*Short exercise*: Please give the entries again in full and exactly, without any picture.

[Figure collection entries]
******************************
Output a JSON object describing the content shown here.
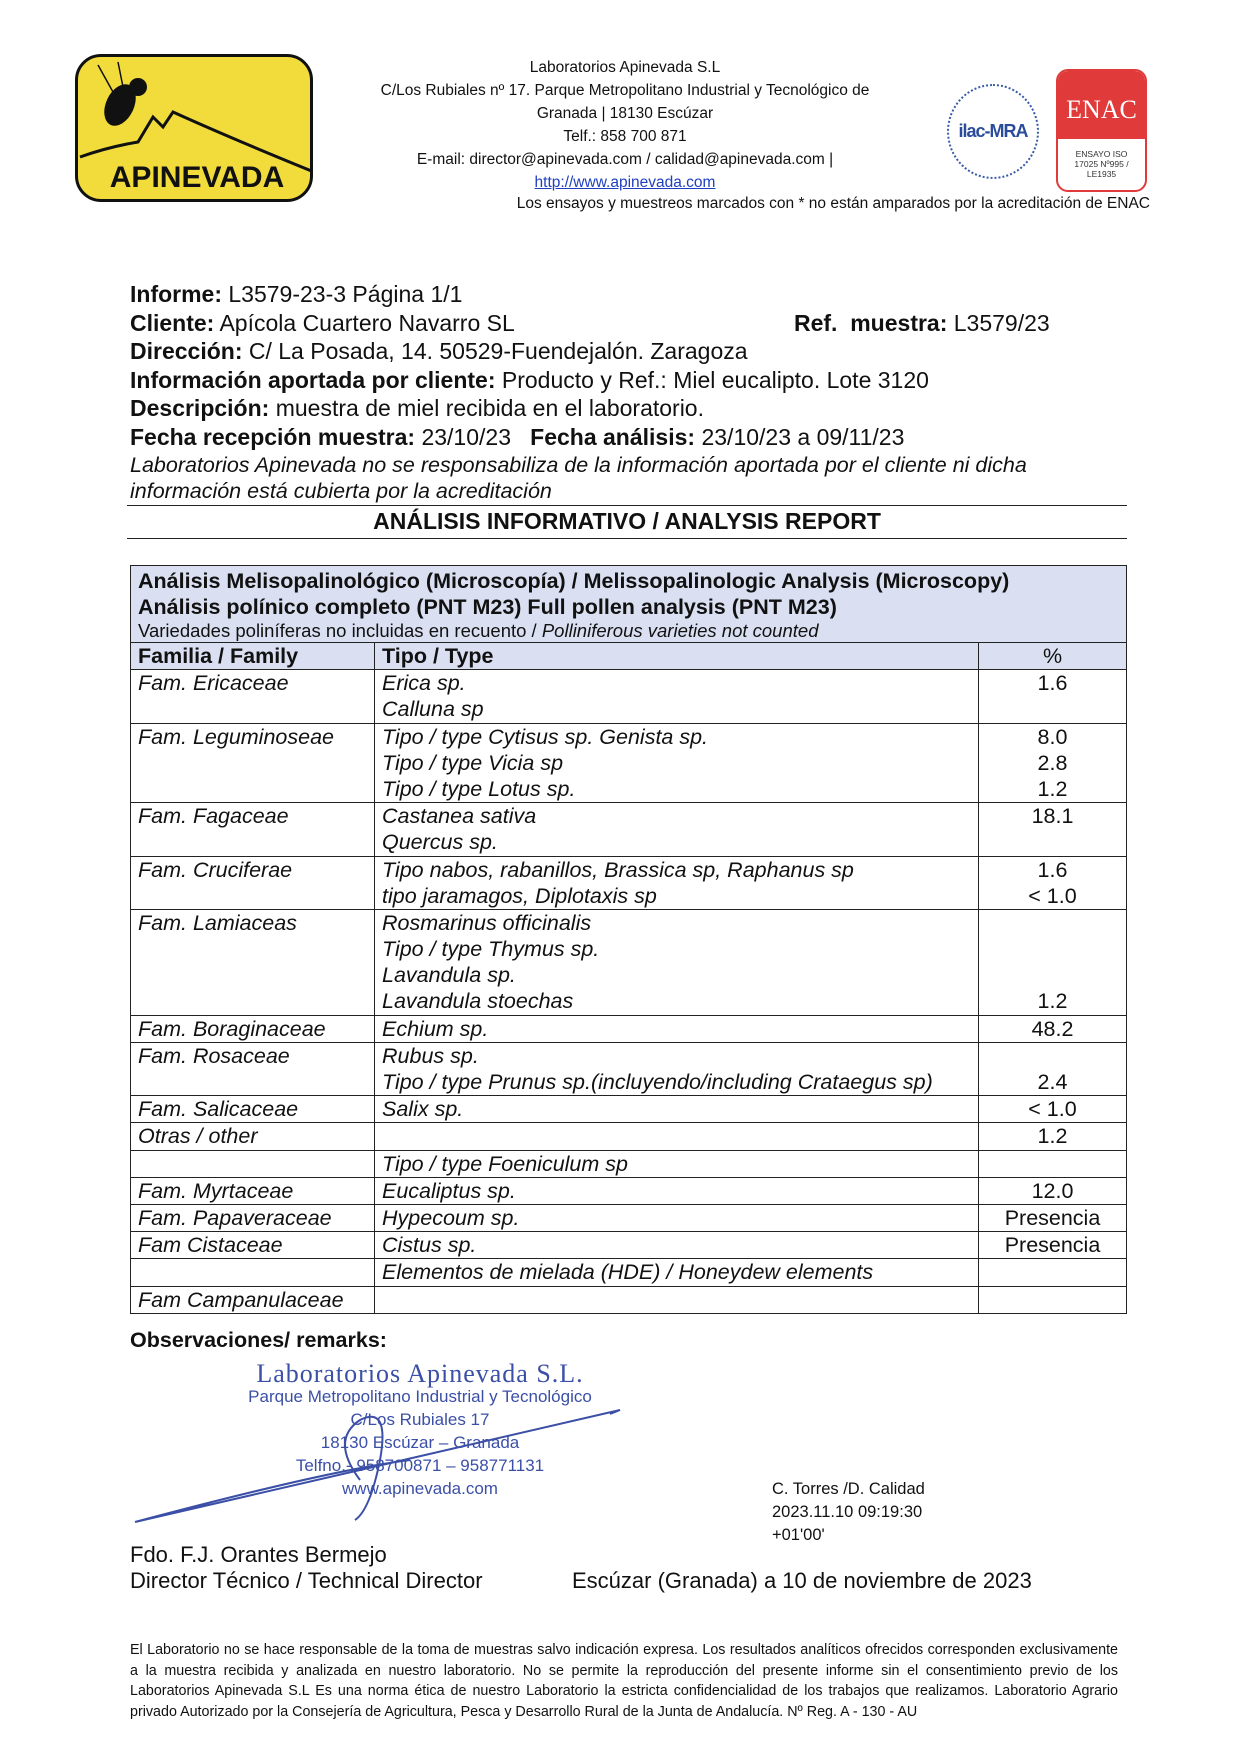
{
  "header": {
    "logo_text": "APINEVADA",
    "company": "Laboratorios Apinevada S.L",
    "address1": "C/Los Rubiales nº 17. Parque Metropolitano Industrial y Tecnológico de",
    "address2": "Granada | 18130 Escúzar",
    "phone": "Telf.: 858 700 871",
    "email": "E-mail: director@apinevada.com / calidad@apinevada.com |",
    "website": "http://www.apinevada.com",
    "ilac_logo_text": "ilac-MRA",
    "enac_logo_text": "ENAC",
    "enac_sub": "ENSAYO ISO 17025 Nº995 / LE1935",
    "enac_note": "Los ensayos y muestreos marcados con * no están amparados por la acreditación de ENAC"
  },
  "report": {
    "informe_label": "Informe:",
    "informe_value": " L3579-23-3 Página 1/1",
    "cliente_label": "Cliente:",
    "cliente_value": " Apícola Cuartero Navarro SL",
    "ref_label": "Ref.  muestra:",
    "ref_value": " L3579/23",
    "direccion_label": "Dirección:",
    "direccion_value": " C/ La Posada, 14. 50529-Fuendejalón. Zaragoza",
    "info_label": "Información aportada por cliente:",
    "info_value": " Producto y Ref.: Miel eucalipto. Lote 3120",
    "desc_label": "Descripción:",
    "desc_value": " muestra de miel recibida en el laboratorio.",
    "fecha_rec_label": "Fecha recepción muestra:",
    "fecha_rec_value": " 23/10/23",
    "fecha_an_label": "Fecha análisis:",
    "fecha_an_value": " 23/10/23 a 09/11/23",
    "disclaimer1": "Laboratorios Apinevada no se responsabiliza de la información aportada por el cliente ni dicha",
    "disclaimer2": "información está cubierta por la acreditación",
    "title": "ANÁLISIS INFORMATIVO / ANALYSIS REPORT"
  },
  "table": {
    "caption1": "Análisis Melisopalinológico (Microscopía) / Melissopalinologic Analysis (Microscopy)",
    "caption2": "Análisis polínico completo (PNT M23) Full pollen analysis (PNT M23)",
    "caption3a": "Variedades poliníferas no incluidas en recuento / ",
    "caption3b": "Polliniferous varieties not counted",
    "headers": [
      "Familia / Family",
      "Tipo / Type",
      "%"
    ],
    "rows": [
      {
        "family": "Fam. Ericaceae",
        "types": [
          "Erica sp.",
          "Calluna sp"
        ],
        "pct": [
          "1.6",
          ""
        ]
      },
      {
        "family": "Fam. Leguminoseae",
        "types": [
          "Tipo / type Cytisus sp. Genista sp.",
          "Tipo / type Vicia sp",
          "Tipo / type Lotus sp."
        ],
        "pct": [
          "8.0",
          "2.8",
          "1.2"
        ]
      },
      {
        "family": "Fam. Fagaceae",
        "types": [
          "Castanea sativa",
          "Quercus sp."
        ],
        "pct": [
          "18.1",
          ""
        ]
      },
      {
        "family": "Fam. Cruciferae",
        "types": [
          "Tipo nabos, rabanillos, Brassica sp, Raphanus sp",
          "tipo jaramagos, Diplotaxis sp"
        ],
        "pct": [
          "1.6",
          "< 1.0"
        ]
      },
      {
        "family": "Fam. Lamiaceas",
        "types": [
          "Rosmarinus officinalis",
          "Tipo / type Thymus sp.",
          "Lavandula sp.",
          "Lavandula stoechas"
        ],
        "pct": [
          "",
          "",
          "",
          "1.2"
        ]
      },
      {
        "family": "Fam. Boraginaceae",
        "types": [
          "Echium sp."
        ],
        "pct": [
          "48.2"
        ]
      },
      {
        "family": "Fam. Rosaceae",
        "types": [
          "Rubus sp.",
          "Tipo / type Prunus sp.(incluyendo/including Crataegus sp)"
        ],
        "pct": [
          "",
          "2.4"
        ]
      },
      {
        "family": "Fam. Salicaceae",
        "types": [
          "Salix sp."
        ],
        "pct": [
          "< 1.0"
        ]
      },
      {
        "family": "Otras / other",
        "types": [
          ""
        ],
        "pct": [
          "1.2"
        ]
      },
      {
        "family": "",
        "types": [
          "Tipo / type Foeniculum sp"
        ],
        "pct": [
          ""
        ]
      },
      {
        "family": "Fam. Myrtaceae",
        "types": [
          "Eucaliptus sp."
        ],
        "pct": [
          "12.0"
        ]
      },
      {
        "family": "Fam. Papaveraceae",
        "types": [
          "Hypecoum sp."
        ],
        "pct": [
          "Presencia"
        ]
      },
      {
        "family": "Fam Cistaceae",
        "types": [
          "Cistus sp."
        ],
        "pct": [
          "Presencia"
        ]
      },
      {
        "family": "",
        "types": [
          "Elementos de mielada (HDE) / Honeydew elements"
        ],
        "pct": [
          ""
        ]
      },
      {
        "family": "Fam Campanulaceae",
        "types": [
          ""
        ],
        "pct": [
          ""
        ]
      }
    ]
  },
  "remarks_label": "Observaciones/ remarks:",
  "stamp": {
    "line1": "Laboratorios Apinevada S.L.",
    "line2": "Parque Metropolitano Industrial y Tecnológico",
    "line3": "C/Los Rubiales 17",
    "line4": "18130 Escúzar – Granada",
    "line5": "Telfno.- 958700871 – 958771131",
    "line6": "www.apinevada.com"
  },
  "digital_signature": {
    "line1": "C. Torres /D. Calidad",
    "line2": "2023.11.10 09:19:30",
    "line3": "+01'00'"
  },
  "signer": {
    "name": "Fdo. F.J. Orantes Bermejo",
    "role": "Director Técnico / Technical Director"
  },
  "place_date": "Escúzar (Granada) a 10 de noviembre de 2023",
  "footer": "El Laboratorio no se hace responsable de la toma de muestras salvo indicación expresa. Los resultados analíticos ofrecidos corresponden exclusivamente a la muestra recibida y analizada en nuestro laboratorio. No se permite la reproducción del presente informe sin el consentimiento previo de los Laboratorios Apinevada S.L Es una norma ética de nuestro Laboratorio la estricta confidencialidad de los trabajos que realizamos. Laboratorio Agrario privado Autorizado por la Consejería de Agricultura, Pesca y Desarrollo Rural de la Junta de Andalucía. Nº Reg. A - 130 - AU",
  "colors": {
    "header_fill": "#dae0f2",
    "logo_yellow": "#f2dc3c",
    "enac_red": "#e03a3a",
    "stamp_blue": "#3b4fa6"
  }
}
******************************
*Full output*:
Output a JSON object describing the content shown here.
{
  "header": {
    "logo_text": "APINEVADA",
    "company": "Laboratorios Apinevada S.L",
    "address1": "C/Los Rubiales nº 17. Parque Metropolitano Industrial y Tecnológico de",
    "address2": "Granada | 18130 Escúzar",
    "phone": "Telf.: 858 700 871",
    "email": "E-mail: director@apinevada.com / calidad@apinevada.com |",
    "website": "http://www.apinevada.com",
    "ilac_logo_text": "ilac-MRA",
    "enac_logo_text": "ENAC",
    "enac_sub": "ENSAYO ISO 17025 Nº995 / LE1935",
    "enac_note": "Los ensayos y muestreos marcados con * no están amparados por la acreditación de ENAC"
  },
  "report": {
    "informe_label": "Informe:",
    "informe_value": " L3579-23-3 Página 1/1",
    "cliente_label": "Cliente:",
    "cliente_value": " Apícola Cuartero Navarro SL",
    "ref_label": "Ref.  muestra:",
    "ref_value": " L3579/23",
    "direccion_label": "Dirección:",
    "direccion_value": " C/ La Posada, 14. 50529-Fuendejalón. Zaragoza",
    "info_label": "Información aportada por cliente:",
    "info_value": " Producto y Ref.: Miel eucalipto. Lote 3120",
    "desc_label": "Descripción:",
    "desc_value": " muestra de miel recibida en el laboratorio.",
    "fecha_rec_label": "Fecha recepción muestra:",
    "fecha_rec_value": " 23/10/23",
    "fecha_an_label": "Fecha análisis:",
    "fecha_an_value": " 23/10/23 a 09/11/23",
    "disclaimer1": "Laboratorios Apinevada no se responsabiliza de la información aportada por el cliente ni dicha",
    "disclaimer2": "información está cubierta por la acreditación",
    "title": "ANÁLISIS INFORMATIVO / ANALYSIS REPORT"
  },
  "table": {
    "caption1": "Análisis Melisopalinológico (Microscopía) / Melissopalinologic Analysis (Microscopy)",
    "caption2": "Análisis polínico completo (PNT M23) Full pollen analysis (PNT M23)",
    "caption3a": "Variedades poliníferas no incluidas en recuento / ",
    "caption3b": "Polliniferous varieties not counted",
    "headers": [
      "Familia / Family",
      "Tipo / Type",
      "%"
    ],
    "rows": [
      {
        "family": "Fam. Ericaceae",
        "types": [
          "Erica sp.",
          "Calluna sp"
        ],
        "pct": [
          "1.6",
          ""
        ]
      },
      {
        "family": "Fam. Leguminoseae",
        "types": [
          "Tipo / type Cytisus sp. Genista sp.",
          "Tipo / type Vicia sp",
          "Tipo / type Lotus sp."
        ],
        "pct": [
          "8.0",
          "2.8",
          "1.2"
        ]
      },
      {
        "family": "Fam. Fagaceae",
        "types": [
          "Castanea sativa",
          "Quercus sp."
        ],
        "pct": [
          "18.1",
          ""
        ]
      },
      {
        "family": "Fam. Cruciferae",
        "types": [
          "Tipo nabos, rabanillos, Brassica sp, Raphanus sp",
          "tipo jaramagos, Diplotaxis sp"
        ],
        "pct": [
          "1.6",
          "< 1.0"
        ]
      },
      {
        "family": "Fam. Lamiaceas",
        "types": [
          "Rosmarinus officinalis",
          "Tipo / type Thymus sp.",
          "Lavandula sp.",
          "Lavandula stoechas"
        ],
        "pct": [
          "",
          "",
          "",
          "1.2"
        ]
      },
      {
        "family": "Fam. Boraginaceae",
        "types": [
          "Echium sp."
        ],
        "pct": [
          "48.2"
        ]
      },
      {
        "family": "Fam. Rosaceae",
        "types": [
          "Rubus sp.",
          "Tipo / type Prunus sp.(incluyendo/including Crataegus sp)"
        ],
        "pct": [
          "",
          "2.4"
        ]
      },
      {
        "family": "Fam. Salicaceae",
        "types": [
          "Salix sp."
        ],
        "pct": [
          "< 1.0"
        ]
      },
      {
        "family": "Otras / other",
        "types": [
          ""
        ],
        "pct": [
          "1.2"
        ]
      },
      {
        "family": "",
        "types": [
          "Tipo / type Foeniculum sp"
        ],
        "pct": [
          ""
        ]
      },
      {
        "family": "Fam. Myrtaceae",
        "types": [
          "Eucaliptus sp."
        ],
        "pct": [
          "12.0"
        ]
      },
      {
        "family": "Fam. Papaveraceae",
        "types": [
          "Hypecoum sp."
        ],
        "pct": [
          "Presencia"
        ]
      },
      {
        "family": "Fam Cistaceae",
        "types": [
          "Cistus sp."
        ],
        "pct": [
          "Presencia"
        ]
      },
      {
        "family": "",
        "types": [
          "Elementos de mielada (HDE) / Honeydew elements"
        ],
        "pct": [
          ""
        ]
      },
      {
        "family": "Fam Campanulaceae",
        "types": [
          ""
        ],
        "pct": [
          ""
        ]
      }
    ]
  },
  "remarks_label": "Observaciones/ remarks:",
  "stamp": {
    "line1": "Laboratorios Apinevada S.L.",
    "line2": "Parque Metropolitano Industrial y Tecnológico",
    "line3": "C/Los Rubiales 17",
    "line4": "18130 Escúzar – Granada",
    "line5": "Telfno.- 958700871 – 958771131",
    "line6": "www.apinevada.com"
  },
  "digital_signature": {
    "line1": "C. Torres /D. Calidad",
    "line2": "2023.11.10 09:19:30",
    "line3": "+01'00'"
  },
  "signer": {
    "name": "Fdo. F.J. Orantes Bermejo",
    "role": "Director Técnico / Technical Director"
  },
  "place_date": "Escúzar (Granada) a 10 de noviembre de 2023",
  "footer": "El Laboratorio no se hace responsable de la toma de muestras salvo indicación expresa. Los resultados analíticos ofrecidos corresponden exclusivamente a la muestra recibida y analizada en nuestro laboratorio. No se permite la reproducción del presente informe sin el consentimiento previo de los Laboratorios Apinevada S.L Es una norma ética de nuestro Laboratorio la estricta confidencialidad de los trabajos que realizamos. Laboratorio Agrario privado Autorizado por la Consejería de Agricultura, Pesca y Desarrollo Rural de la Junta de Andalucía. Nº Reg. A - 130 - AU",
  "colors": {
    "header_fill": "#dae0f2",
    "logo_yellow": "#f2dc3c",
    "enac_red": "#e03a3a",
    "stamp_blue": "#3b4fa6"
  }
}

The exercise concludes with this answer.